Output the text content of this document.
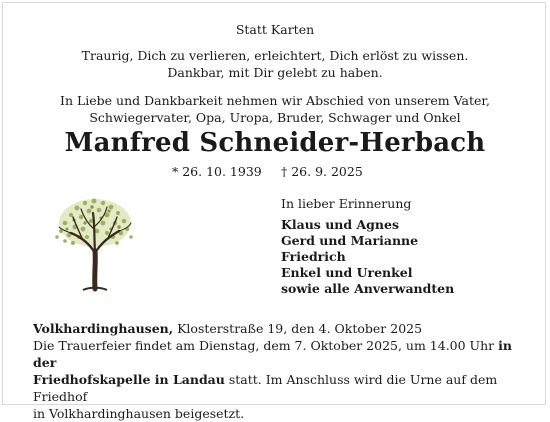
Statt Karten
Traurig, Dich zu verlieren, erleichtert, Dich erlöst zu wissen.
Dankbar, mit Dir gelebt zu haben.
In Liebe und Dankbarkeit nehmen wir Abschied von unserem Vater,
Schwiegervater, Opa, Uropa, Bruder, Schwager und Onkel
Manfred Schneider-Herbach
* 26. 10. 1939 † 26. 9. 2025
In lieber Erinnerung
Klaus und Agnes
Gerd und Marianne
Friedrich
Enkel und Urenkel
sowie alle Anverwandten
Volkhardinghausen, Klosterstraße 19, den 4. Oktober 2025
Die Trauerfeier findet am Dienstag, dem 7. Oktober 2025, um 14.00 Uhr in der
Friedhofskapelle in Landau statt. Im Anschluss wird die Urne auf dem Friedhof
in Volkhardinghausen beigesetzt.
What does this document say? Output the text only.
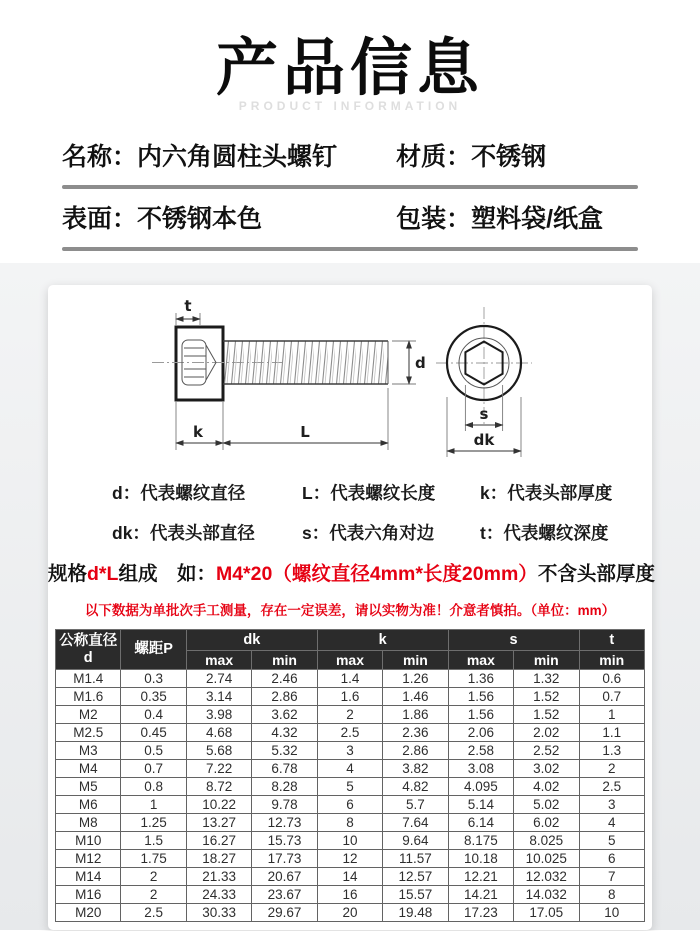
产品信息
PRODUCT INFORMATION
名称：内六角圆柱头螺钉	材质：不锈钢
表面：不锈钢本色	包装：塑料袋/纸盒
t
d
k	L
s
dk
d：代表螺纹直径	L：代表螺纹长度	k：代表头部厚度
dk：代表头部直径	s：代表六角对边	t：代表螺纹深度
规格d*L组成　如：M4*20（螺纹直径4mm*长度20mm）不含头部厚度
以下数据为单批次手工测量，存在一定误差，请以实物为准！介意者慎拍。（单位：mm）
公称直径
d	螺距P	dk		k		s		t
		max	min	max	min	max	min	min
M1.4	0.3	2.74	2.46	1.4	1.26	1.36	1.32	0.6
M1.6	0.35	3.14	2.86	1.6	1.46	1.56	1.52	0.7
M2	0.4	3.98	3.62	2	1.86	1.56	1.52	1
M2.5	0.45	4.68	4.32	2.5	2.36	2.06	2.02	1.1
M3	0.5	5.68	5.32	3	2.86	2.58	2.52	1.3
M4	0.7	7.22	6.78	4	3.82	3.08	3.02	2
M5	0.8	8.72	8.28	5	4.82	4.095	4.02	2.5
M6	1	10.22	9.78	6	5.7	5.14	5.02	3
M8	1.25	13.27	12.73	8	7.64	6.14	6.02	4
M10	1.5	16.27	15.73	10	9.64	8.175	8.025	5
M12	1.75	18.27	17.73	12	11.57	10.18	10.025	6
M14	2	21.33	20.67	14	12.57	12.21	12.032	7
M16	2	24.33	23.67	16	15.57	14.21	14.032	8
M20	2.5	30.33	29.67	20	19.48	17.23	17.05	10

§ WHAT YOU NEED TO DO
Transcribe the full listing above exactly as it stands, minus the pictures.

§ WRITTEN ANSWER
Output the text content of this document.
Statt Karten
Traurig, Dich zu verlieren, erleichtert, Dich erlöst zu wissen.
Dankbar, mit Dir gelebt zu haben.
In Liebe und Dankbarkeit nehmen wir Abschied von unserem Vater,
Schwiegervater, Opa, Uropa, Bruder, Schwager und Onkel
Manfred Schneider-Herbach
* 26. 10. 1939 † 26. 9. 2025
In lieber Erinnerung
Klaus und Agnes
Gerd und Marianne
Friedrich
Enkel und Urenkel
sowie alle Anverwandten
Volkhardinghausen, Klosterstraße 19, den 4. Oktober 2025
Die Trauerfeier findet am Dienstag, dem 7. Oktober 2025, um 14.00 Uhr in der
Friedhofskapelle in Landau statt. Im Anschluss wird die Urne auf dem Friedhof
in Volkhardinghausen beigesetzt.
What does this document say? Output the text only.
产品信息
PRODUCT INFORMATION
名称：内六角圆柱头螺钉	材质：不锈钢
表面：不锈钢本色	包装：塑料袋/纸盒
t
d
k	L
s
dk
d：代表螺纹直径	L：代表螺纹长度	k：代表头部厚度
dk：代表头部直径	s：代表六角对边	t：代表螺纹深度
规格d*L组成　如：M4*20（螺纹直径4mm*长度20mm）不含头部厚度
以下数据为单批次手工测量，存在一定误差，请以实物为准！介意者慎拍。（单位：mm）
公称直径
d	螺距P	dk		k		s		t
		max	min	max	min	max	min	min
M1.4	0.3	2.74	2.46	1.4	1.26	1.36	1.32	0.6
M1.6	0.35	3.14	2.86	1.6	1.46	1.56	1.52	0.7
M2	0.4	3.98	3.62	2	1.86	1.56	1.52	1
M2.5	0.45	4.68	4.32	2.5	2.36	2.06	2.02	1.1
M3	0.5	5.68	5.32	3	2.86	2.58	2.52	1.3
M4	0.7	7.22	6.78	4	3.82	3.08	3.02	2
M5	0.8	8.72	8.28	5	4.82	4.095	4.02	2.5
M6	1	10.22	9.78	6	5.7	5.14	5.02	3
M8	1.25	13.27	12.73	8	7.64	6.14	6.02	4
M10	1.5	16.27	15.73	10	9.64	8.175	8.025	5
M12	1.75	18.27	17.73	12	11.57	10.18	10.025	6
M14	2	21.33	20.67	14	12.57	12.21	12.032	7
M16	2	24.33	23.67	16	15.57	14.21	14.032	8
M20	2.5	30.33	29.67	20	19.48	17.23	17.05	10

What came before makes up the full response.